Excerpt below:
I don't see this as much different than the communists did with their populations. Keep them in the dark and they won't know what they're missing out on. This is what I'm talking about with engaging. And we can learn some things from them too.

I remember back when the Japanese were buying up car plants and property in the US. Everybody said we'd all be speaking Japanese in a few years. Well, what happened? Their shit fell through the cracks, just like everybody elses does when they grow too fast and they don't change the rules to meet the new situation. They didn't play fair with us either, remember that? They don't seem to be in the news much anymore as far as "taking over the US".

Watch what happens to the Chinese with this outrageous growth.

Bingo.

And that also is why nations like Indonesia and Malaysia are progressive overall. They are exposed to the benefits of globalization. They are taking advantage of it. They are engaged and moving forward. And only a small % of them wants to go back to the "good old days".

Huey14 03-19-2005 00:21

Well, I'm still going to learn Chinese regardless of if they start getting smaller.

NDD, the discussion has evolved, would you like me to still answer your question to me?

Bill Harsey 03-19-2005 07:47

Quote:

Originally Posted by Greenhat
It's business. You train others to do your job so you can move up into another function.

Greenhat, You'd make a good modern business manager.

Here is the problem, you can't put your entire workforce into white collar management positions who then manage the jobs and product being produced overseas which in turn is then imported back home to sell to themselves

NousDefionsDoc 03-19-2005 08:07

Quote:

Originally Posted by Bill Harsey
Greenhat, You'd make a good modern business manager.

Here is the problem, you can't put your entire workforce into white collar management positions who then manage the jobs and product being produced overseas which in turn is then imported back home to sell to themselves

I don't see it as moving "up" so much as doing something different. Reaper's example of 5 generations in a textile mill is a good one. Yes, it is a shame that a family tradition cannot be carried on. But nothing lasts forever. Like the man said, "No future is inevitable." What did the generation before do? How many of you do what your fathers or grandfathers did? I certainly do not. The trick is knowing when to move on.

If you insist on a trade simply because your father did it, yet there are no customers for your product - you will likely not be successful. The world changes faster now than it did before. Because of connectivity. Where a family might have had a business 5 generations before and then be forced to change, it might only last one or two now.
End of Excerpt.
- _Problem details_: Print the portion of the forum thread that opens with the words "Huey14 03-19-2005 00:21" and closes with "into another function.", copying it word for word.
Extracted records below:
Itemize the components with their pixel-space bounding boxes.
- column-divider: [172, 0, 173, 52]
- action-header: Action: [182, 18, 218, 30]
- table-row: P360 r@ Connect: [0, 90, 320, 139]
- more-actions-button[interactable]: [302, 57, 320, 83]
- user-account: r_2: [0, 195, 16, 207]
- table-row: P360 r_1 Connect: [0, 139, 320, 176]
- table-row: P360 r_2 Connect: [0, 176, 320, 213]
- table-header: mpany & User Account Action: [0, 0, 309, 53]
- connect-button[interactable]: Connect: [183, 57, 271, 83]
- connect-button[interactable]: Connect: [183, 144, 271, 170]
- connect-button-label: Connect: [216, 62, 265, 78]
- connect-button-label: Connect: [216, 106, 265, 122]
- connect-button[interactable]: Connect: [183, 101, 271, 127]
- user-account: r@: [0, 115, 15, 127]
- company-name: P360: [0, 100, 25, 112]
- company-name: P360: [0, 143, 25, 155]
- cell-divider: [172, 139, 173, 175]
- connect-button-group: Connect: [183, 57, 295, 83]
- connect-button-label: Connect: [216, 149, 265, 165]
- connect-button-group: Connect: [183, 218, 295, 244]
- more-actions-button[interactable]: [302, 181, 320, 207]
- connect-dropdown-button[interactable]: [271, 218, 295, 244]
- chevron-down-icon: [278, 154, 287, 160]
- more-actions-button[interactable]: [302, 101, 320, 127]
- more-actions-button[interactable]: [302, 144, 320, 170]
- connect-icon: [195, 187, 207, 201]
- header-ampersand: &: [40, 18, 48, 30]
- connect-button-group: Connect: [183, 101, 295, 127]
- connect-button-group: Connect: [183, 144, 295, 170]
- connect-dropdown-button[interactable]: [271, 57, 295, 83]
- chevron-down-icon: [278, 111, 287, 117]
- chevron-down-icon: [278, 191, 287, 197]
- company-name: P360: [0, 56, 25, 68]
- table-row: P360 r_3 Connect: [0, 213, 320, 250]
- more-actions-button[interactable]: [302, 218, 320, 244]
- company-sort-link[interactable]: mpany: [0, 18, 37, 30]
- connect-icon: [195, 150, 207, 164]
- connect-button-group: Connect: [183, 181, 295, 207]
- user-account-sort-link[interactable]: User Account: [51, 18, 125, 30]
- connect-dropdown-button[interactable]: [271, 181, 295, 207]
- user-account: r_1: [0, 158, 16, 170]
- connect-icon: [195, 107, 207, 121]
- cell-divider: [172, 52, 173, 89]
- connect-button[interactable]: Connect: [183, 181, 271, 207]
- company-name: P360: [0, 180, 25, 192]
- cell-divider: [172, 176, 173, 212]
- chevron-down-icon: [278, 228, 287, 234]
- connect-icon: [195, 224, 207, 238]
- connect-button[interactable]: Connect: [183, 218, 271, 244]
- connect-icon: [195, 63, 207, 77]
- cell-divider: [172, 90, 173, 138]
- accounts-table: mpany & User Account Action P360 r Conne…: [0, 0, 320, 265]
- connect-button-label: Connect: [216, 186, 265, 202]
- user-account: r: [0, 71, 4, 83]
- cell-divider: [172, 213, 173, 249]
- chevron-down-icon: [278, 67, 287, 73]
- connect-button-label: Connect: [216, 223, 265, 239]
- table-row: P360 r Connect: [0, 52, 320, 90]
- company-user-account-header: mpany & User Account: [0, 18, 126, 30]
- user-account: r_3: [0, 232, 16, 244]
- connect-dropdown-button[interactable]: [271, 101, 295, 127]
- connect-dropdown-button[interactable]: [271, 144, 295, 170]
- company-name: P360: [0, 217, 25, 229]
End of Extracted records.
- _Response box_:
Huey14 03-19-2005 00:21

Well, I'm still going to learn Chinese regardless of if they start getting smaller.

NDD, the discussion has evolved, would you like me to still answer your question to me?

Bill Harsey 03-19-2005 07:47

Quote:

Originally Posted by Greenhat
It's business. You train others to do your job so you can move up into another function.